_BRIEF_:
Leave the pictures out and transcribe every record exactly.

_Saved data entries_:
— Start —

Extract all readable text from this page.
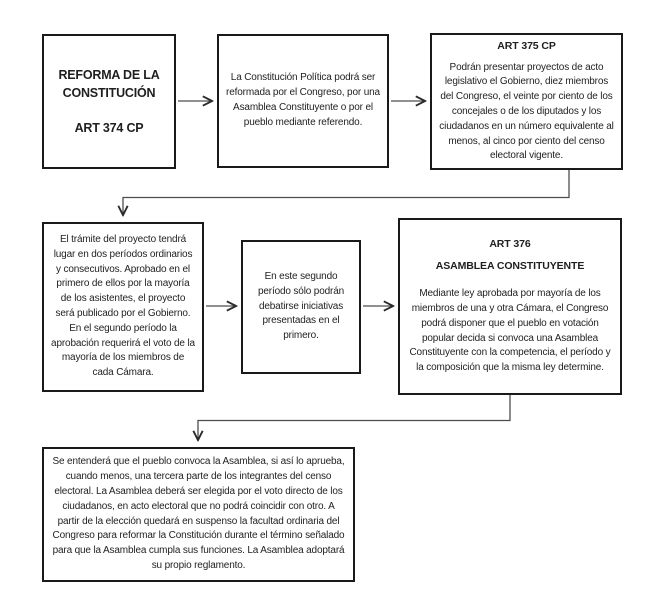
REFORMA DE LA CONSTITUCIÓN
ART 374 CP
La Constitución Política podrá ser reformada por el Congreso, por una Asamblea Constituyente o por el pueblo mediante referendo.
ART 375 CP
Podrán presentar proyectos de acto legislativo el Gobierno, diez miembros del Congreso, el veinte por ciento de los concejales o de los diputados y los ciudadanos en un número equivalente al menos, al cinco por ciento del censo electoral vigente.
El trámite del proyecto tendrá lugar en dos períodos ordinarios y consecutivos. Aprobado en el primero de ellos por la mayoría de los asistentes, el proyecto será publicado por el Gobierno. En el segundo período la aprobación requerirá el voto de la mayoría de los miembros de cada Cámara.
En este segundo período sólo podrán debatirse iniciativas presentadas en el primero.
ART 376
ASAMBLEA CONSTITUYENTE
Mediante ley aprobada por mayoría de los miembros de una y otra Cámara, el Congreso podrá disponer que el pueblo en votación popular decida si convoca una Asamblea Constituyente con la competencia, el período y la composición que la misma ley determine.
Se entenderá que el pueblo convoca la Asamblea, si así lo aprueba, cuando menos, una tercera parte de los integrantes del censo electoral. La Asamblea deberá ser elegida por el voto directo de los ciudadanos, en acto electoral que no podrá coincidir con otro. A partir de la elección quedará en suspenso la facultad ordinaria del Congreso para reformar la Constitución durante el término señalado para que la Asamblea cumpla sus funciones. La Asamblea adoptará su propio reglamento.
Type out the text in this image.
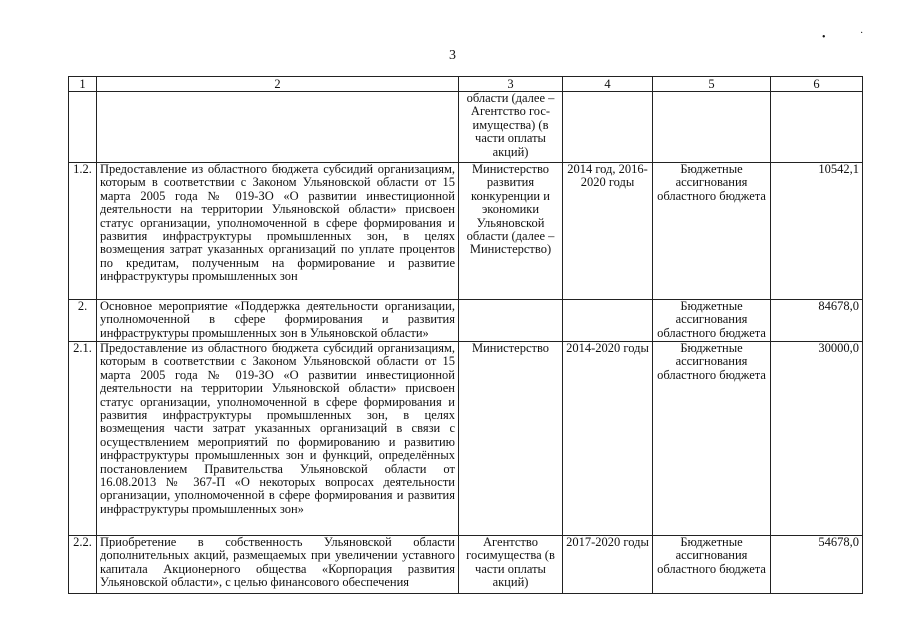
3
•	·
1	2	3	4	5	6
		области (далее – Агентство гос-имущества) (в части оплаты акций)			
1.2.	Предоставление из областного бюджета субсидий организациям, которым в соответствии с Законом Ульяновской области от 15 марта 2005 года № 019-ЗО «О развитии инвестиционной деятельности на территории Ульяновской области» присвоен статус организации, уполномоченной в сфере формирования и развития инфраструктуры промышленных зон, в целях возмещения затрат указанных организаций по уплате процентов по кредитам, полученным на формирование и развитие инфраструктуры промышленных зон	Министерство развития конкуренции и экономики Ульяновской области (далее – Министерство)	2014 год, 2016-2020 годы	Бюджетные ассигнования областного бюджета	10542,1
2.	Основное мероприятие «Поддержка деятельности организации, уполномоченной в сфере формирования и развития инфраструктуры промышленных зон в Ульяновской области»			Бюджетные ассигнования областного бюджета	84678,0
2.1.	Предоставление из областного бюджета субсидий организациям, которым в соответствии с Законом Ульяновской области от 15 марта 2005 года № 019-ЗО «О развитии инвестиционной деятельности на территории Ульяновской области» присвоен статус организации, уполномоченной в сфере формирования и развития инфраструктуры промышленных зон, в целях возмещения части затрат указанных организаций в связи с осуществлением мероприятий по формированию и развитию инфраструктуры промышленных зон и функций, определённых постановлением Правительства Ульяновской области от 16.08.2013 № 367-П «О некоторых вопросах деятельности организации, уполномоченной в сфере формирования и развития инфраструктуры промышленных зон»	Министерство	2014-2020 годы	Бюджетные ассигнования областного бюджета	30000,0
2.2.	Приобретение в собственность Ульяновской области дополнительных акций, размещаемых при увеличении уставного капитала Акционерного общества «Корпорация развития Ульяновской области», с целью финансового обеспечения	Агентство госимущества (в части оплаты акций)	2017-2020 годы	Бюджетные ассигнования областного бюджета	54678,0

— End —

_REPLY_:
Extract all readable text from this page.
REFORMA DE LA CONSTITUCIÓN
ART 374 CP
La Constitución Política podrá ser reformada por el Congreso, por una Asamblea Constituyente o por el pueblo mediante referendo.
ART 375 CP
Podrán presentar proyectos de acto legislativo el Gobierno, diez miembros del Congreso, el veinte por ciento de los concejales o de los diputados y los ciudadanos en un número equivalente al menos, al cinco por ciento del censo electoral vigente.
El trámite del proyecto tendrá lugar en dos períodos ordinarios y consecutivos. Aprobado en el primero de ellos por la mayoría de los asistentes, el proyecto será publicado por el Gobierno. En el segundo período la aprobación requerirá el voto de la mayoría de los miembros de cada Cámara.
En este segundo período sólo podrán debatirse iniciativas presentadas en el primero.
ART 376
ASAMBLEA CONSTITUYENTE
Mediante ley aprobada por mayoría de los miembros de una y otra Cámara, el Congreso podrá disponer que el pueblo en votación popular decida si convoca una Asamblea Constituyente con la competencia, el período y la composición que la misma ley determine.
Se entenderá que el pueblo convoca la Asamblea, si así lo aprueba, cuando menos, una tercera parte de los integrantes del censo electoral. La Asamblea deberá ser elegida por el voto directo de los ciudadanos, en acto electoral que no podrá coincidir con otro. A partir de la elección quedará en suspenso la facultad ordinaria del Congreso para reformar la Constitución durante el término señalado para que la Asamblea cumpla sus funciones. La Asamblea adoptará su propio reglamento.
Type out the text in this image.
3
•	·
1	2	3	4	5	6
		области (далее – Агентство гос-имущества) (в части оплаты акций)			
1.2.	Предоставление из областного бюджета субсидий организациям, которым в соответствии с Законом Ульяновской области от 15 марта 2005 года № 019-ЗО «О развитии инвестиционной деятельности на территории Ульяновской области» присвоен статус организации, уполномоченной в сфере формирования и развития инфраструктуры промышленных зон, в целях возмещения затрат указанных организаций по уплате процентов по кредитам, полученным на формирование и развитие инфраструктуры промышленных зон	Министерство развития конкуренции и экономики Ульяновской области (далее – Министерство)	2014 год, 2016-2020 годы	Бюджетные ассигнования областного бюджета	10542,1
2.	Основное мероприятие «Поддержка деятельности организации, уполномоченной в сфере формирования и развития инфраструктуры промышленных зон в Ульяновской области»			Бюджетные ассигнования областного бюджета	84678,0
2.1.	Предоставление из областного бюджета субсидий организациям, которым в соответствии с Законом Ульяновской области от 15 марта 2005 года № 019-ЗО «О развитии инвестиционной деятельности на территории Ульяновской области» присвоен статус организации, уполномоченной в сфере формирования и развития инфраструктуры промышленных зон, в целях возмещения части затрат указанных организаций в связи с осуществлением мероприятий по формированию и развитию инфраструктуры промышленных зон и функций, определённых постановлением Правительства Ульяновской области от 16.08.2013 № 367-П «О некоторых вопросах деятельности организации, уполномоченной в сфере формирования и развития инфраструктуры промышленных зон»	Министерство	2014-2020 годы	Бюджетные ассигнования областного бюджета	30000,0
2.2.	Приобретение в собственность Ульяновской области дополнительных акций, размещаемых при увеличении уставного капитала Акционерного общества «Корпорация развития Ульяновской области», с целью финансового обеспечения	Агентство госимущества (в части оплаты акций)	2017-2020 годы	Бюджетные ассигнования областного бюджета	54678,0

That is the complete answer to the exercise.